### [Data for this exercise]

::::

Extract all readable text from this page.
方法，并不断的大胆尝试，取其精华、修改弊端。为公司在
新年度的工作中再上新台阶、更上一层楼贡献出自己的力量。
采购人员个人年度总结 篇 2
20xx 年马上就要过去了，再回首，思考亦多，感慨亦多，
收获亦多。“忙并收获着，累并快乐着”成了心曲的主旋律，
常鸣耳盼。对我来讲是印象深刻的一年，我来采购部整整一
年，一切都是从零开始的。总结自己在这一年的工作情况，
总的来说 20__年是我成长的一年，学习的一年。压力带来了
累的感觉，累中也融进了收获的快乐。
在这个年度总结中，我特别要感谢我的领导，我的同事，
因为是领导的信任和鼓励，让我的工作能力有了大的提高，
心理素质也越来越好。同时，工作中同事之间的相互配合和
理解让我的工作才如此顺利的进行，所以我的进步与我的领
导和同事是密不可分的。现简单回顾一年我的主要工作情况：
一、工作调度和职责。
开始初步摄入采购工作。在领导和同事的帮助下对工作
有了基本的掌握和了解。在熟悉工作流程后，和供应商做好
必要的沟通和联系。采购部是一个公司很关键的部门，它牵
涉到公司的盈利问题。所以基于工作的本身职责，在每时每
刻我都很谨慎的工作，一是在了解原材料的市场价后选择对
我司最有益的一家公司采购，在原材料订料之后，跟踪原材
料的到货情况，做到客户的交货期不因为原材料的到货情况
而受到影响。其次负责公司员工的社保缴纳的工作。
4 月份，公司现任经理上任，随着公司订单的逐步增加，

::::

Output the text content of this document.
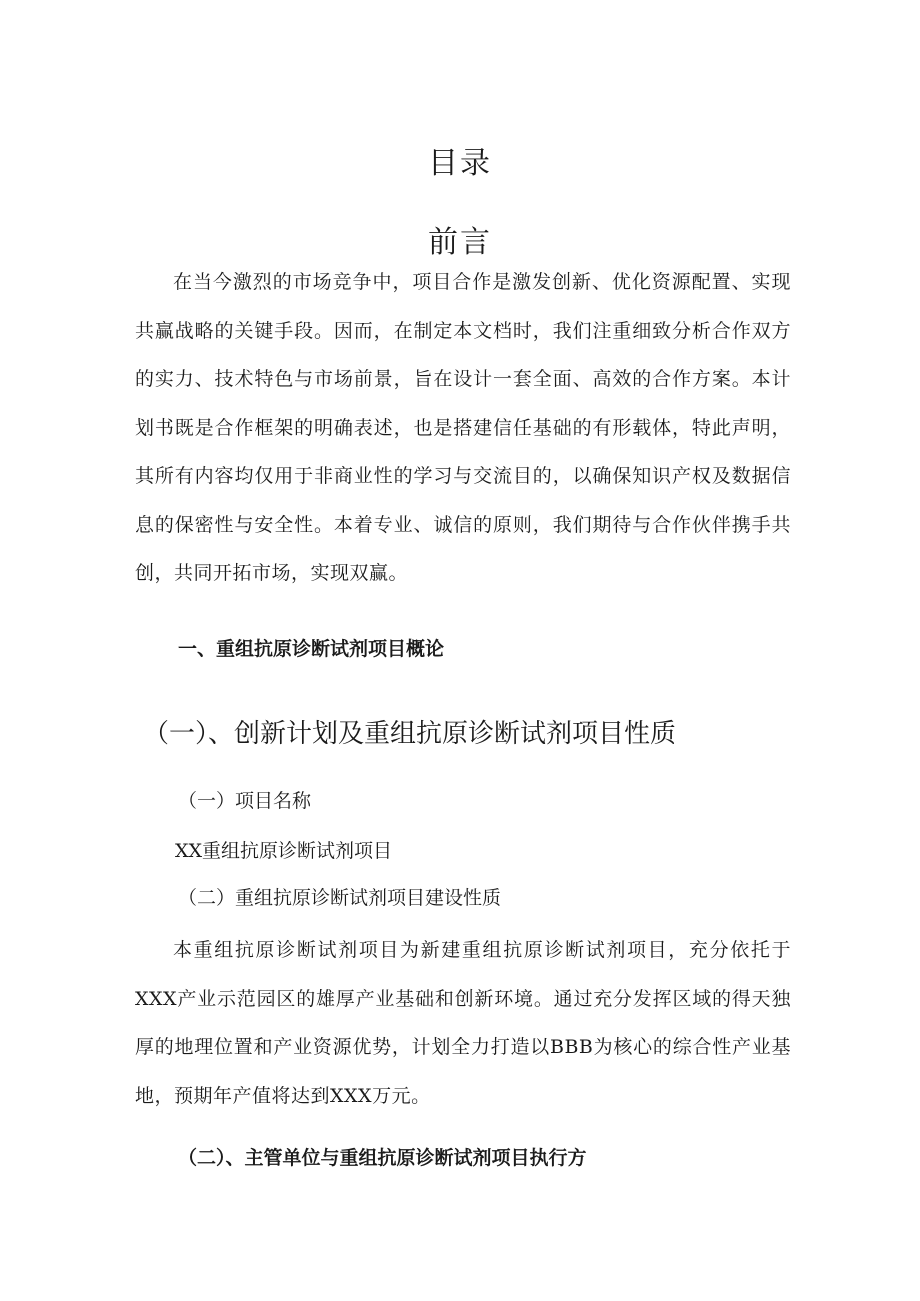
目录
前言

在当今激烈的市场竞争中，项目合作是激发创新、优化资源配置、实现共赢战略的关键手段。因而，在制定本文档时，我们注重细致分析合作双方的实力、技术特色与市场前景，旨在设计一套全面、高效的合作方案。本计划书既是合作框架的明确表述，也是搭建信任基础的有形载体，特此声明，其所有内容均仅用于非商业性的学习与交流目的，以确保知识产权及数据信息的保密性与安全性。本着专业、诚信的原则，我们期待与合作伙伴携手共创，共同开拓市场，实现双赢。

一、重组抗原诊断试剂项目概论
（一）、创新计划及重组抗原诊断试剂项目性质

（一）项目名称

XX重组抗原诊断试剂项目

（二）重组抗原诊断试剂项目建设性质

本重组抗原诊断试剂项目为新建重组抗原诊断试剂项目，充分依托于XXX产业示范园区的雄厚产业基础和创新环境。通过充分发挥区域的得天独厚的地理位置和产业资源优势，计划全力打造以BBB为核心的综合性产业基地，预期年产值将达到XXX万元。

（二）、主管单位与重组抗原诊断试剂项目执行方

::::

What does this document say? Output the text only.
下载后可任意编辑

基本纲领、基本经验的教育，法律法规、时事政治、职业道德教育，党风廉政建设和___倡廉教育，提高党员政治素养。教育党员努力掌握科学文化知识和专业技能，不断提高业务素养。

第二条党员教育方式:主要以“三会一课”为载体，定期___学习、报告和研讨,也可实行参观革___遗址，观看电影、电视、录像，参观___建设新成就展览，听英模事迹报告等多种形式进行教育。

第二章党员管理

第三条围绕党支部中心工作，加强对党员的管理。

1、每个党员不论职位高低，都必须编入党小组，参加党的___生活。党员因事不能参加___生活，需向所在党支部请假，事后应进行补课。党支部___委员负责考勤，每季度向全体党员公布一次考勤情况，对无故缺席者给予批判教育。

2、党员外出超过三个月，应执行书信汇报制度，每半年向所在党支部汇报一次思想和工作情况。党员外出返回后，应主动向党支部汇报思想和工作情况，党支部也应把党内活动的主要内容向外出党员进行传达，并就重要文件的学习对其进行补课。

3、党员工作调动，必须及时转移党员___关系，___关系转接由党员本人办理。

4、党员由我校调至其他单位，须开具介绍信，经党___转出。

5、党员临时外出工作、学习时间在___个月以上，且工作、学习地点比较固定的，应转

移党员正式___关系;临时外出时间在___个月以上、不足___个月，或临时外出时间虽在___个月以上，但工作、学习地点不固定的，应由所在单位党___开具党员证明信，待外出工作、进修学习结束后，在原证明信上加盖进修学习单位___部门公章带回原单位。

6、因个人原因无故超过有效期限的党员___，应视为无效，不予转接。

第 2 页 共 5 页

::::

### [Requirement]
Give the number of lines in the records above that contain the word "Output". Reply with that number alone.

### [Result]
2